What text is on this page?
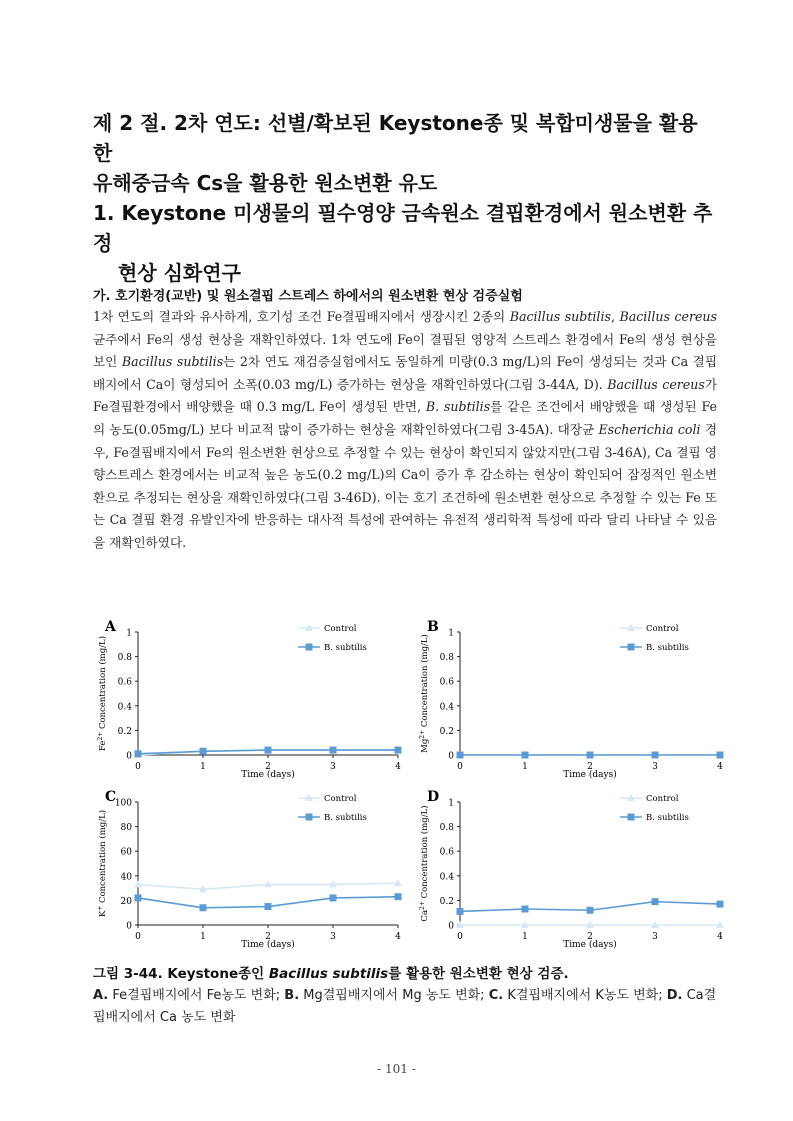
제 2 절. 2차 연도: 선별/확보된 Keystone종 및 복합미생물을 활용한
유해중금속 Cs을 활용한 원소변환 유도
1. Keystone 미생물의 필수영양 금속원소 결핍환경에서 원소변환 추정
현상 심화연구
가. 호기환경(교반) 및 원소결핍 스트레스 하에서의 원소변환 현상 검증실험

1차 연도의 결과와 유사하게, 호기성 조건 Fe결핍배지에서 생장시킨 2종의 Bacillus subtilis, Bacillus cereus 균주에서 Fe의 생성 현상을 재확인하였다. 1차 연도에 Fe이 결핍된 영양적 스트레스 환경에서 Fe의 생성 현상을 보인 Bacillus subtilis는 2차 연도 재검증실험에서도 동일하게 미량(0.3 mg/L)의 Fe이 생성되는 것과 Ca 결핍배지에서 Ca이 형성되어 소폭(0.03 mg/L) 증가하는 현상을 재확인하였다(그림 3-44A, D). Bacillus cereus가 Fe결핍환경에서 배양했을 때 0.3 mg/L Fe이 생성된 반면, B. subtilis를 같은 조건에서 배양했을 때 생성된 Fe의 농도(0.05mg/L) 보다 비교적 많이 증가하는 현상을 재확인하였다(그림 3-45A). 대장균 Escherichia coli 경우, Fe결핍배지에서 Fe의 원소변환 현상으로 추정할 수 있는 현상이 확인되지 않았지만(그림 3-46A), Ca 결핍 영향스트레스 환경에서는 비교적 높은 농도(0.2 mg/L)의 Ca이 증가 후 감소하는 현상이 확인되어 잠정적인 원소변환으로 추정되는 현상을 재확인하였다(그림 3-46D). 이는 호기 조건하에 원소변환 현상으로 추정할 수 있는 Fe 또는 Ca 결핍 환경 유발인자에 반응하는 대사적 특성에 관여하는 유전적 생리학적 특성에 따라 달리 나타날 수 있음을 재확인하였다.

A
0
0.2
0.4
0.6
0.8
1
0	1	2	3	4
Time (days)
$Fe^{2+}$ Concentration (mg/L)
Control
B. subtilis
B
0
0.2
0.4
0.6
0.8
1
0	1	2	3	4
Time (days)
$Mg^{2+}$ Concentration (mg/L)
Control
B. subtilis
C
0
20
40
60
80
100
0	1	2	3	4
Time (days)
K+ Concentration (mg/L)
Control
B. subtilis
D
0
0.2
0.4
0.6
0.8
1
0	1	2	3	4
Time (days)
$Ca^{2+}$ Concentration (mg/L)
Control
B. subtilis

그림 3-44. Keystone종인 Bacillus subtilis를 활용한 원소변환 현상 검증.

A. Fe결핍배지에서 Fe농도 변화; B. Mg결핍배지에서 Mg 농도 변화; C. K결핍배지에서 K농도 변화; D. Ca결핍배지에서 Ca 농도 변화

- 101 -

****************

Write out the material above once more, exactly as it reads, with no pictures.

What text is on this page?
제 2 절. 2차 연도: 선별/확보된 Keystone종 및 복합미생물을 활용한
유해중금속 Cs을 활용한 원소변환 유도
1. Keystone 미생물의 필수영양 금속원소 결핍환경에서 원소변환 추정
현상 심화연구
가. 호기환경(교반) 및 원소결핍 스트레스 하에서의 원소변환 현상 검증실험

1차 연도의 결과와 유사하게, 호기성 조건 Fe결핍배지에서 생장시킨 2종의 Bacillus subtilis, Bacillus cereus 균주에서 Fe의 생성 현상을 재확인하였다. 1차 연도에 Fe이 결핍된 영양적 스트레스 환경에서 Fe의 생성 현상을 보인 Bacillus subtilis는 2차 연도 재검증실험에서도 동일하게 미량(0.3 mg/L)의 Fe이 생성되는 것과 Ca 결핍배지에서 Ca이 형성되어 소폭(0.03 mg/L) 증가하는 현상을 재확인하였다(그림 3-44A, D). Bacillus cereus가 Fe결핍환경에서 배양했을 때 0.3 mg/L Fe이 생성된 반면, B. subtilis를 같은 조건에서 배양했을 때 생성된 Fe의 농도(0.05mg/L) 보다 비교적 많이 증가하는 현상을 재확인하였다(그림 3-45A). 대장균 Escherichia coli 경우, Fe결핍배지에서 Fe의 원소변환 현상으로 추정할 수 있는 현상이 확인되지 않았지만(그림 3-46A), Ca 결핍 영향스트레스 환경에서는 비교적 높은 농도(0.2 mg/L)의 Ca이 증가 후 감소하는 현상이 확인되어 잠정적인 원소변환으로 추정되는 현상을 재확인하였다(그림 3-46D). 이는 호기 조건하에 원소변환 현상으로 추정할 수 있는 Fe 또는 Ca 결핍 환경 유발인자에 반응하는 대사적 특성에 관여하는 유전적 생리학적 특성에 따라 달리 나타날 수 있음을 재확인하였다.

A
0
0.2
0.4
0.6
0.8
1
0	1	2	3	4
Time (days)
$Fe^{2+}$ Concentration (mg/L)
Control
B. subtilis
B
0
0.2
0.4
0.6
0.8
1
0	1	2	3	4
Time (days)
$Mg^{2+}$ Concentration (mg/L)
Control
B. subtilis
C
0
20
40
60
80
100
0	1	2	3	4
Time (days)
K+ Concentration (mg/L)
Control
B. subtilis
D
0
0.2
0.4
0.6
0.8
1
0	1	2	3	4
Time (days)
$Ca^{2+}$ Concentration (mg/L)
Control
B. subtilis

그림 3-44. Keystone종인 Bacillus subtilis를 활용한 원소변환 현상 검증.

A. Fe결핍배지에서 Fe농도 변화; B. Mg결핍배지에서 Mg 농도 변화; C. K결핍배지에서 K농도 변화; D. Ca결핍배지에서 Ca 농도 변화

- 101 -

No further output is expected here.